*Page extract*
◆ ◆ ◆
# Brookside Wonder-Wool Felt Pads....Does anyone use them?



## Celeste (Jul 3, 2011)

Your link doesn't work. I do, however, like a thick wool pad. I haven't bought one in years, so I guess I would get sticker shock.


----------



## trailhorserider (Oct 13, 2009)

Sometimes the link works for me....and sometimes it doesn't. I don't know why. :?

Valley Vet seems to be the only place that sells it....at least that I can find. Let me try again:
www.valleyvet.com/GetThumbnail.aspx?img=swatches/30223_L_vvs_000.jpg&q=50&W=200&H=300&z=2

http://www.valleyvet.com/GetThumbnail.aspx?img=swatches/30223_L_vvs_000.jpg&q=50&W=200&H=300&z=2

If it still doesn't work, that's okay.

(Anybody interested could do a search for it on Valley Vet).


----------



## Celeste (Jul 3, 2011)

It worked that time. Will the 31 X 32 fit your saddle? Some saddles need a 32 x 32 to work nicely. Most any good pad will cost $100. I am not sure that this one stands out one way or the other. It looks like a solid pad for a horse that doesn't need anything special in the way of working on saddle fit.


----------



## tinyliny (Oct 31, 2009)

still does not work for me. The link, that is.


----------



## smrobs (Jul 30, 2008)

Link worked for me, but I've never used one of those pads. I bought a pair of Brookside SMBs a few years ago and they were decent enough quality, but not the best.

If you're looking for a good, affordable felt pad, I really suggest a Diamond. I really like them and most the working cowboys I know swear by them.
DIAMOND WOOL PAD COMPANY - 1" Diamond Wool Contoured Tough Saddle Pad - NRSworld.com

And, if you're interested in being able to get a little color without having to use a blanket on top, they do have the same pad with a canvas cover on it.
Diamond Wool Designer Pad
Diamond Wool Ranch Pad


----------



## Celeste (Jul 3, 2011)

I like the price on the Diamond better.


----------



## Golden Horse (Feb 20, 2010)

Who wouldn't like the price of the Diamond :wink:

I don't know about either the Diamond or the Wonder Wool, but I wouldn't buy either, afer all these years of being a cheapie on tack, having owned a 5 Star, I would personally save up and buy another. Love the quality, fit and feel, and as it is directly on the horses back, well not a place to skimp.


----------



## trailhorserider (Oct 13, 2009)
◆ ◆ ◆
Structured page parsing data
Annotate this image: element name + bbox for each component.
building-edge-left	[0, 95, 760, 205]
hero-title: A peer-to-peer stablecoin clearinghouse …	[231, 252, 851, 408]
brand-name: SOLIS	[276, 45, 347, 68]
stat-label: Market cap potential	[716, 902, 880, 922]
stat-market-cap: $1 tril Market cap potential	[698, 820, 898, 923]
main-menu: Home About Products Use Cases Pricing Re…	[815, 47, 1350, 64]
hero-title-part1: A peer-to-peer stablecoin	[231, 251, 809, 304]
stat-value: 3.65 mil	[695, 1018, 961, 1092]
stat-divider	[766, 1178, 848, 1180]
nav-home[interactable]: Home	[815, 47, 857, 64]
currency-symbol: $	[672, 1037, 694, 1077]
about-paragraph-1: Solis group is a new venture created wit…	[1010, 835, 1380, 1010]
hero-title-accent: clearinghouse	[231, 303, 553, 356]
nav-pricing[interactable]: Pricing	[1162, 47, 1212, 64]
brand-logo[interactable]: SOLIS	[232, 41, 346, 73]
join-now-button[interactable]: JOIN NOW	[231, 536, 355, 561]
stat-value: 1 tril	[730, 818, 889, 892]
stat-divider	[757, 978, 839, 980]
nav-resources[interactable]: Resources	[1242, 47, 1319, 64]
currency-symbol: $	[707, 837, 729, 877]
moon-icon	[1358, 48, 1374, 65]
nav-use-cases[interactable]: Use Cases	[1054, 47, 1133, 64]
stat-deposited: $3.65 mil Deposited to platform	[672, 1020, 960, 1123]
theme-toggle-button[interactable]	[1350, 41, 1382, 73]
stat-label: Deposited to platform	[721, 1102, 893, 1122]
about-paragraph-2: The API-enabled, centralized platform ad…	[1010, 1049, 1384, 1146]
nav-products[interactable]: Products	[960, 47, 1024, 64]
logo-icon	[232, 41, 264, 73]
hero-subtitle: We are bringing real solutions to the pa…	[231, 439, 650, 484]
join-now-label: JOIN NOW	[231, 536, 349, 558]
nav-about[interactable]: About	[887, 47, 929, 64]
◆ ◆ ◆
*Things to do*
1/ Reproduce the passage of the saddle pad thread from "Valley Vet seems" to "on Valley Vet).".
2/ Continue the saddle pad thread from the point where it stops.

*Results of the exercise*
1/
Valley Vet seems to be the only place that sells it....at least that I can find. Let me try again:
www.valleyvet.com/GetThumbnail.aspx?img=swatches/30223_L_vvs_000.jpg&q=50&W=200&H=300&z=2

http://www.valleyvet.com/GetThumbnail.aspx?img=swatches/30223_L_vvs_000.jpg&q=50&W=200&H=300&z=2

If it still doesn't work, that's okay.

(Anybody interested could do a search for it on Valley Vet).

2/
Thanks guys! I adore my 5-star. That would definitely be my first choice. I went and looked at them though and it would be well over $200 for a 1" 5-star. I think the one I was looking at specifically which was 1" natural color, 32x32 was $244 at Jeffers, which seemed to be one of the cheapest places. Sigh! Yeah, maybe I should just wait and get that one, but I want my horse tack "fix" now! :lol:

This Diamond Wool at Jeffers is an outstanding price and everyone who gave it a review loves it:
http:// http://www.jefferspet.com/ranch-tough-contoured-pad/camid/EQU/cp/3B-R1/

I know it's not the same high quality, but I don't think it's bad quality either because I have a Diamond Wool that I bought about 15 years ago and it's a pretty decent pad. The wool compacted slightly at the shoulders, but hey, to give it credit the pad is 15 years old! The only reason I don't like using it anymore is that it's not a contour shape and I've grown to love a contour. The stay up off the withers whereas the non-contour always moves down onto the withers even if I pull it into the gullet when I saddle up. Part of me says just get one of these and replaced it in a few years if I want to.....after all, you could go through about 4 of these for the price of one 5-star!

The other thing that is good about Diamond Wool is I know the wool is soft. And 5-Star is soft. I have seen some wool felt pads that are very stiff. I don't know if that makes them better or worse, but part of the reason the 5-star is so nice is that it really molds to the shape of the horse and I think the Diamond Wool will too.

So that leaves me leaning towards Diamond Wool. 

Smrobs, do the folks that you know who use Diamond Wool just use one of their cheapier ones? Diamond Wool has pads all they way up to the price of 5-Star, but I might as well buy a 5-star if I am going to spend $200. But everyone seems to love their $65 version?

(I know I can get the canvas tops and such too, but I'm talking about the felt quality.)


----------



## smrobs (Jul 30, 2008)

I have one of their cheaper ones and I can't complain about anything with it. It's got great support.

Most of the folks around here who use diamond either use the same one I do (the one I posted above) or they go ahead and get the natural shade one that's a bit more expensive
DIAMOND WOOL PAD COMPANY - Diamond Wool 1" Contoured Cowboy Pad - NRSworld.com
and I've never really heard about much difference in functionality between the two. I suppose if there was a horse that had _really_ sensitive skin, they might notice a difference between the virgin wool and the regular wool.


Still cheaper than a 5-star though LOL.


----------



## trailhorserider (Oct 13, 2009)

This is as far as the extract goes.